_Source document_
OPINION TEXT STARTS HERE
Mary H. Powell, Powell Law PC, Harrisburg, PA, Michael A. Hynum, Harrisburg, PA, for Plaintiff.
Aimee L. Willett, Andrews & Beard Law Offices, Altoona, PA, Kathryn E. Peters, Michael J. Crocenzi, Steven E. Grubb, Goldberg Katzman, P.C., Harrisburg, PA, for Defendants.
On March 11, 2013, Plaintiff Jason Reed initiated this action by filing a complaint against Defendants Chambersburg Area School District, Chambersburg Area School District Foundation, Joseph Padasak, and Jill McCollum, asserting a number of claims arising out of the deterioration of the relationship between Plaintiff, his after-school dance program, and the school district. (Doc. No. 1.) On April 8, 2013, Plaintiff filed an amended complaint. (Doc. No. 10.) Presently before the Court are two motions to dismiss Plaintiff's amended complaint: one by Defendants Chambersburg Area School District, Jill McCollum, and Joseph Padasak (Doc. No. 25); and one by Defendant Chambersburg Area School District Foundation (Doc. No. 27). For the reasons that follow, the Court will grant in part and deny in part Defendants' motions.

_Short task A_
Translate this sentence from the opinion into Spanish: "On April 8, 2013, Plaintiff filed an amended complaint."
_Short task B_
Echo the opinion from "OPINION TEXT STARTS" up to and including "PA, for Defendants.".
_Short task C_
Summarize the opinion in two sentences.

(Layout annotation records)
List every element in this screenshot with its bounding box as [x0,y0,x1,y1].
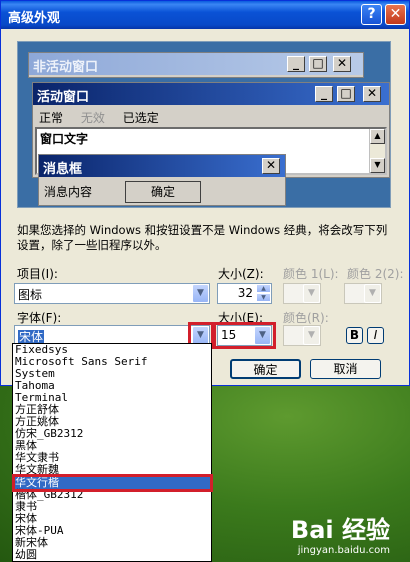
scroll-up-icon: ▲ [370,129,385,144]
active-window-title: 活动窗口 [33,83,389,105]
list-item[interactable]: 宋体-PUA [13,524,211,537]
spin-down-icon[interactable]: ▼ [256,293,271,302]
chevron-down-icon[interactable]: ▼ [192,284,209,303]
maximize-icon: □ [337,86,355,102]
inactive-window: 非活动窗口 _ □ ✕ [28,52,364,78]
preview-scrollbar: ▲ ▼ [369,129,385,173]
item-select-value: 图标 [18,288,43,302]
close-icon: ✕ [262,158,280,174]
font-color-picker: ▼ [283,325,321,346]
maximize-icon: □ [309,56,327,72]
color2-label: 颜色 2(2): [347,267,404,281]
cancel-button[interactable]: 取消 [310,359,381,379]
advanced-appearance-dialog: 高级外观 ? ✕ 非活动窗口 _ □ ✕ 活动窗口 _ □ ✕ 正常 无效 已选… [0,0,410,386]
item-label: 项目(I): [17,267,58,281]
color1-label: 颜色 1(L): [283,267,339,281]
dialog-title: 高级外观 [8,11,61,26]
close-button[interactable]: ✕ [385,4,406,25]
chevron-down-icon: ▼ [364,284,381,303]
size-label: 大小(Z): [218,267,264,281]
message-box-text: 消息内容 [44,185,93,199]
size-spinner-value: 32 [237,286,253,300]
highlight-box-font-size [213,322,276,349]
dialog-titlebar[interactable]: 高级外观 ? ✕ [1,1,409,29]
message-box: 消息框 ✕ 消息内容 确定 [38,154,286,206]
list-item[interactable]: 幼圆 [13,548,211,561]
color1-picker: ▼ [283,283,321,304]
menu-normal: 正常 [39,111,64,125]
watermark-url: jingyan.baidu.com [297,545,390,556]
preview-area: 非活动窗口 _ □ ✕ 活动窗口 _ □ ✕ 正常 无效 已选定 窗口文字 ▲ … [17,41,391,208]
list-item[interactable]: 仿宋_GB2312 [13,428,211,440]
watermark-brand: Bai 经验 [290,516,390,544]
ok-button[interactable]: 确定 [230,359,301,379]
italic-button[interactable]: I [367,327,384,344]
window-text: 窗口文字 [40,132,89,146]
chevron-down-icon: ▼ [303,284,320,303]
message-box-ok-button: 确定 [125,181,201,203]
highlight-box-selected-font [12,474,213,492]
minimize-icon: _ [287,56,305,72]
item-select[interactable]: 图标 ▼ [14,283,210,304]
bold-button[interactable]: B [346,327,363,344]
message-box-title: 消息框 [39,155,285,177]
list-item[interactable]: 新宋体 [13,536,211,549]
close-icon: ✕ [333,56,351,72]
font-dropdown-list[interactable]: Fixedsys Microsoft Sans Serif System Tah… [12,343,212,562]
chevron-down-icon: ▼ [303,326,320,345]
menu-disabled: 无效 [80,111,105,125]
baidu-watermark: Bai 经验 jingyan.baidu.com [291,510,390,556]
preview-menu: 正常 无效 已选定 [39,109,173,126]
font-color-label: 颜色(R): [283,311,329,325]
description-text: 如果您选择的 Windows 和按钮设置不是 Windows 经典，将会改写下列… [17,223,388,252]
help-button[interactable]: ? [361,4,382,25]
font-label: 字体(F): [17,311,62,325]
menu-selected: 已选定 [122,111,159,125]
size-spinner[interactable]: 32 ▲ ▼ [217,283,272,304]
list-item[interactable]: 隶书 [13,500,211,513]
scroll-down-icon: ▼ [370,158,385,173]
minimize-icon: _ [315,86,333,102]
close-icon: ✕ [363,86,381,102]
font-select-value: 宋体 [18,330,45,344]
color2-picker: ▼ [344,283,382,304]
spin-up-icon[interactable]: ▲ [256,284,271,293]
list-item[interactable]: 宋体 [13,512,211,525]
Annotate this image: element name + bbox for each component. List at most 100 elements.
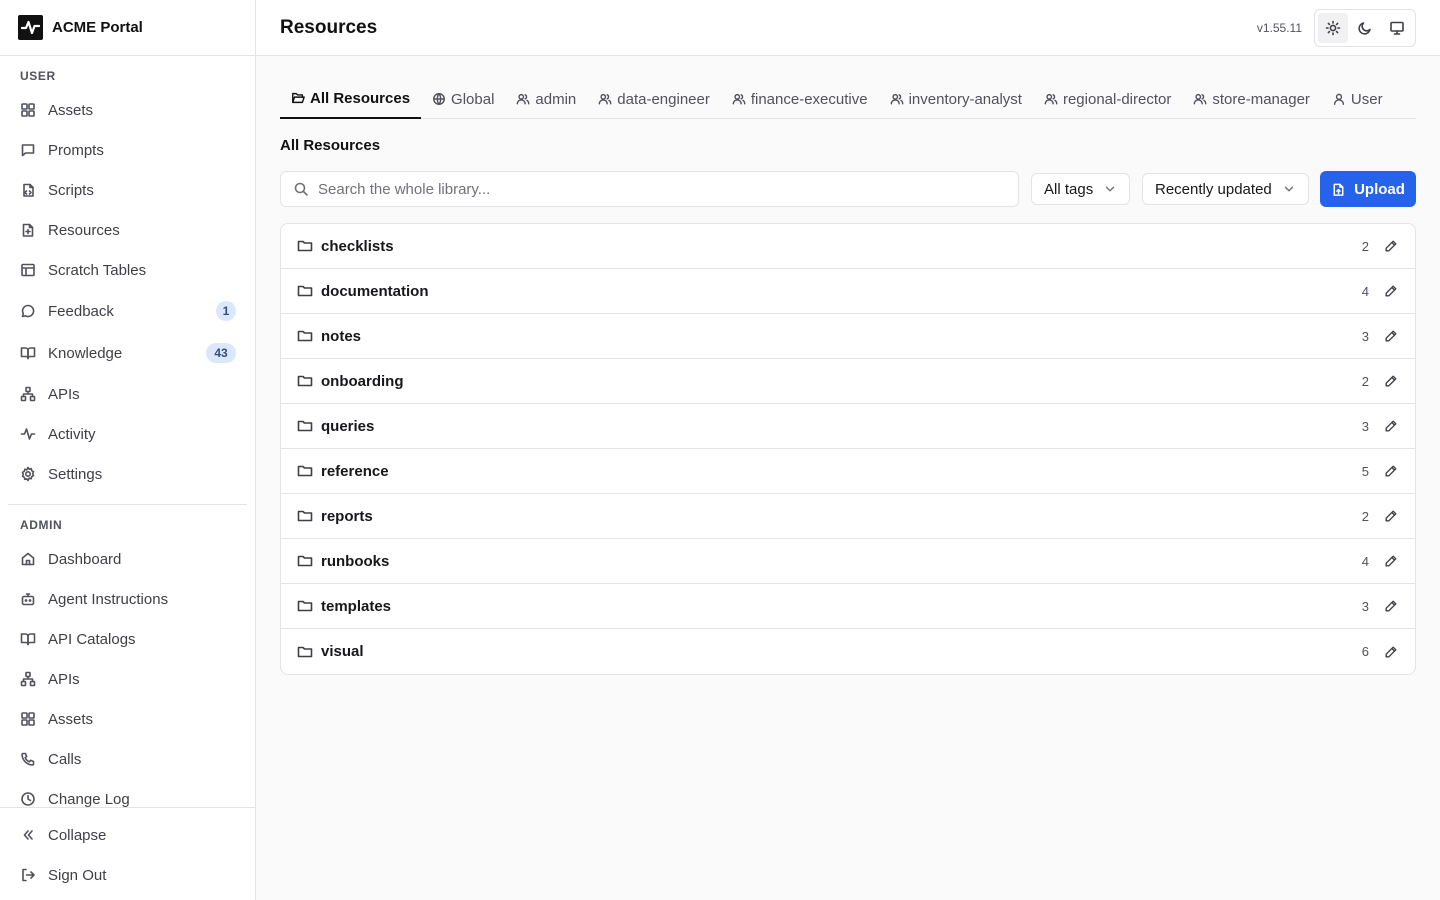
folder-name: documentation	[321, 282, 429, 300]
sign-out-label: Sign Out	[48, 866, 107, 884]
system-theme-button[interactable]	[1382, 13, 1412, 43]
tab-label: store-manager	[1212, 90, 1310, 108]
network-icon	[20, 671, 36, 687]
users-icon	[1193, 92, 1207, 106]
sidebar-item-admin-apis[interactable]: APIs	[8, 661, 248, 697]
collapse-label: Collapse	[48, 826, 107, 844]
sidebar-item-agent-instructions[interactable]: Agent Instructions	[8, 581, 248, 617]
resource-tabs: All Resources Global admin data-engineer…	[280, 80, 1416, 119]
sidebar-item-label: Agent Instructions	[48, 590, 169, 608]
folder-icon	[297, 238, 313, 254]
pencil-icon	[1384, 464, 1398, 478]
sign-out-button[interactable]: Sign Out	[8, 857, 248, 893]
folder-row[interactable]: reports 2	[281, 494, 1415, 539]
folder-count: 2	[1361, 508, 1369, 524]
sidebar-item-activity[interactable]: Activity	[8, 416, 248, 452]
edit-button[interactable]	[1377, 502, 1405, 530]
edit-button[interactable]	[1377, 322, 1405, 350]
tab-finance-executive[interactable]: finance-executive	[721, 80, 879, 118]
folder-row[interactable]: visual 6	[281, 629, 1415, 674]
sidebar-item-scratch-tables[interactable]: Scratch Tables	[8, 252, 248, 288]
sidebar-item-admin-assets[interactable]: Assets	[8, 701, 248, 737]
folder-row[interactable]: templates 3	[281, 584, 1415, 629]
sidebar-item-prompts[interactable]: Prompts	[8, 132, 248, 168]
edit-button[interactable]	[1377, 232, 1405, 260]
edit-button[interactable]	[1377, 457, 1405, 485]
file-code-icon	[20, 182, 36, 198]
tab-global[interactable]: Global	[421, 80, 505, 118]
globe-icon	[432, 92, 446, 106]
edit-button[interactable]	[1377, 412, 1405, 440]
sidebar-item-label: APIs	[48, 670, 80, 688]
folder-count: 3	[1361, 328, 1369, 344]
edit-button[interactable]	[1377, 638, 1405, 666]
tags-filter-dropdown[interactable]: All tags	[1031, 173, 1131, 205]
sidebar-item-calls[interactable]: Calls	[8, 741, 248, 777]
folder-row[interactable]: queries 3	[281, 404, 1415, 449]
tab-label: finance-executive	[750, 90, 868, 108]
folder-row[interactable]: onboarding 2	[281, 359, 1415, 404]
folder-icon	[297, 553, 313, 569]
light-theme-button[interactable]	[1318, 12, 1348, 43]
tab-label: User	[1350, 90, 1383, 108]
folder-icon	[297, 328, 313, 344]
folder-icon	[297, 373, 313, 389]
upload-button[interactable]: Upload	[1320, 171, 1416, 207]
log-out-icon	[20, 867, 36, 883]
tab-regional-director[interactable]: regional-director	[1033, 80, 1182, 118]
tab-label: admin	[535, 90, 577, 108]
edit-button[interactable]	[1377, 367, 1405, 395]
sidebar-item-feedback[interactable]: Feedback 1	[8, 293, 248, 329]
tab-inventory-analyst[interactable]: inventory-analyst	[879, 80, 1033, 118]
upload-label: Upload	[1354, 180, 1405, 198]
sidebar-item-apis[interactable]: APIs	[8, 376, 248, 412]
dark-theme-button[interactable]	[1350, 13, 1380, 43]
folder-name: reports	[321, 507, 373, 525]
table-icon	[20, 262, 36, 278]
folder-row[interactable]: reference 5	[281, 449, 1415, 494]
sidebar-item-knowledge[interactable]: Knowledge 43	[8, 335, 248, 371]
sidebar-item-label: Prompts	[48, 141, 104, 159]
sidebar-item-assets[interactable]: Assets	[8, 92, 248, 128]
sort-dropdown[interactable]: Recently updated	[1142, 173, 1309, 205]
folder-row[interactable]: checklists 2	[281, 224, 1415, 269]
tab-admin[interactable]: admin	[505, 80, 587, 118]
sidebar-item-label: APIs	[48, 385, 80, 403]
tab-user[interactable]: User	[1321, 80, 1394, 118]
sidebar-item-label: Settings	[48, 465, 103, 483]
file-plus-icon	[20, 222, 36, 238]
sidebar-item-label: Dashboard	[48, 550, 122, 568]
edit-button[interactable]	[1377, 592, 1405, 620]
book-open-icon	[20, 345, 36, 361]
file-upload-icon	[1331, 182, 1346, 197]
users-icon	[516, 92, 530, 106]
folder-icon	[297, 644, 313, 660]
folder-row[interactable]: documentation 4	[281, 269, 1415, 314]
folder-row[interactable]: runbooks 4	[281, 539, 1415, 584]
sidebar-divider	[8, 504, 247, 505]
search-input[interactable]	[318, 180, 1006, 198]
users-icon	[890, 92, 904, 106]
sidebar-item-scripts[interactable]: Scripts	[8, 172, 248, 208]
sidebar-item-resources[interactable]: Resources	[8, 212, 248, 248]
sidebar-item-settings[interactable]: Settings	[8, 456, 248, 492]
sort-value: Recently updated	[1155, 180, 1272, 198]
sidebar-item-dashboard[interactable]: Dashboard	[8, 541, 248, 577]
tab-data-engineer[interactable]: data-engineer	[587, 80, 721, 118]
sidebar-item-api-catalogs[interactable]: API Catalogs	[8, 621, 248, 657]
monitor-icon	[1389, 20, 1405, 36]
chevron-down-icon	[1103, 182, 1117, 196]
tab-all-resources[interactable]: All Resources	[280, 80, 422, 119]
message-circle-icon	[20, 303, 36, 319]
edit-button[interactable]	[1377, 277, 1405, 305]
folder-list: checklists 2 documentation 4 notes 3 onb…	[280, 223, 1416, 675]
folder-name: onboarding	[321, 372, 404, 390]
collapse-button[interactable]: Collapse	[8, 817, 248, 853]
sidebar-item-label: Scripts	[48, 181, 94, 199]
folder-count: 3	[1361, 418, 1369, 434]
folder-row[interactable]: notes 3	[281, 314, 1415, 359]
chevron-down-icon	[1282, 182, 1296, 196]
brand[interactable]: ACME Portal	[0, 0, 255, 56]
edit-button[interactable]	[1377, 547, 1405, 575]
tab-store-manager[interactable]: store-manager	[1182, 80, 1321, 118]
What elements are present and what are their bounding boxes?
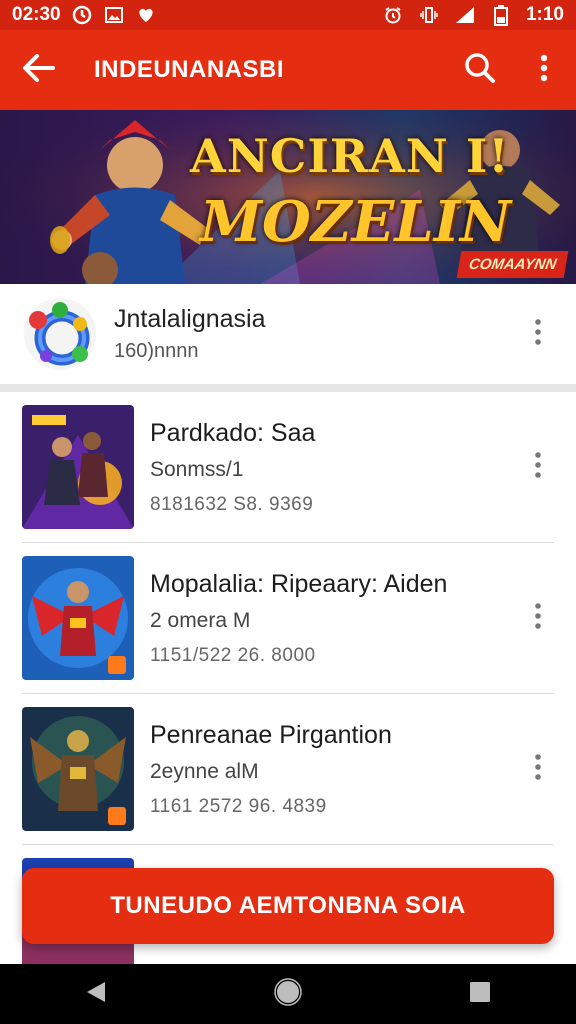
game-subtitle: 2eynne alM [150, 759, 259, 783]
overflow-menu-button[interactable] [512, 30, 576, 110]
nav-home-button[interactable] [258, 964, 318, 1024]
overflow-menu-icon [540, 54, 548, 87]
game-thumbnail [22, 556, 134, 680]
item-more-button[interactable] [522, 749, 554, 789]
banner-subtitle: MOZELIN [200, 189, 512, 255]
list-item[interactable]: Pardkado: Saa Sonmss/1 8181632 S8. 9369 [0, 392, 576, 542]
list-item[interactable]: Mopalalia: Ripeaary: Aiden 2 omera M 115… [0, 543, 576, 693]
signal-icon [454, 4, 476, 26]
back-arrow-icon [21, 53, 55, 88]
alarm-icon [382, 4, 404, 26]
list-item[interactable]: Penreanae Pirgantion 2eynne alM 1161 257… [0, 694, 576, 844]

_Correct answer A_
El 8 de abril de 2013, el demandante presentó una demanda enmendada.

_Correct answer B_
OPINION TEXT STARTS HERE
Mary H. Powell, Powell Law PC, Harrisburg, PA, Michael A. Hynum, Harrisburg, PA, for Plaintiff.
Aimee L. Willett, Andrews & Beard Law Offices, Altoona, PA, Kathryn E. Peters, Michael J. Crocenzi, Steven E. Grubb, Goldberg Katzman, P.C., Harrisburg, PA, for Defendants.

_Correct answer C_
On March 11, 2013, Jason Reed sued Chambersburg Area School District, Chambersburg Area School District Foundation, Joseph Padasak, and Jill McCollum over the deterioration of the relationship between him, his after-school dance program, and the school district, and he filed an amended complaint on April 8, 2013. The defendants brought two motions to dismiss the amended complaint, and the Court will grant them in part and deny them in part.